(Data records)
_ _ _

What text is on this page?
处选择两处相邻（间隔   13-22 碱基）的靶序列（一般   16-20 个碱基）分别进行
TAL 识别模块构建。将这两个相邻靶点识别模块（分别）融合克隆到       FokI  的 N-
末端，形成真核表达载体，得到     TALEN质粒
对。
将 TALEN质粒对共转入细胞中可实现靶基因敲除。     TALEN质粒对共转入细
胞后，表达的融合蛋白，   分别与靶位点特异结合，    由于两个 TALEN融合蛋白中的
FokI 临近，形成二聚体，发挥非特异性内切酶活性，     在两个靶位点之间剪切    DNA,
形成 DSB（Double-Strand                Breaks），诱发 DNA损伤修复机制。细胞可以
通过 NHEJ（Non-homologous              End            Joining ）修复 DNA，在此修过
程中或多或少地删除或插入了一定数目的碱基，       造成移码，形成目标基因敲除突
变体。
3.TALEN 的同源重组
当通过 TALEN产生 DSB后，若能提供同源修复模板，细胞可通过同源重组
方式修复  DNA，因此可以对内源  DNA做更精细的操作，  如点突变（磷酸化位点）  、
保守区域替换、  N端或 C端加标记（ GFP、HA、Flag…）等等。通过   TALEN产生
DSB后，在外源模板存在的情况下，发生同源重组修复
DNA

_ _ _

Output the records above in their entirety, exactly.

What text is on this page?
处选择两处相邻（间隔   13-22 碱基）的靶序列（一般   16-20 个碱基）分别进行
TAL 识别模块构建。将这两个相邻靶点识别模块（分别）融合克隆到       FokI  的 N-
末端，形成真核表达载体，得到     TALEN质粒
对。
将 TALEN质粒对共转入细胞中可实现靶基因敲除。     TALEN质粒对共转入细
胞后，表达的融合蛋白，   分别与靶位点特异结合，    由于两个 TALEN融合蛋白中的
FokI 临近，形成二聚体，发挥非特异性内切酶活性，     在两个靶位点之间剪切    DNA,
形成 DSB（Double-Strand                Breaks），诱发 DNA损伤修复机制。细胞可以
通过 NHEJ（Non-homologous              End            Joining ）修复 DNA，在此修过
程中或多或少地删除或插入了一定数目的碱基，       造成移码，形成目标基因敲除突
变体。
3.TALEN 的同源重组
当通过 TALEN产生 DSB后，若能提供同源修复模板，细胞可通过同源重组
方式修复  DNA，因此可以对内源  DNA做更精细的操作，  如点突变（磷酸化位点）  、
保守区域替换、  N端或 C端加标记（ GFP、HA、Flag…）等等。通过   TALEN产生
DSB后，在外源模板存在的情况下，发生同源重组修复
DNA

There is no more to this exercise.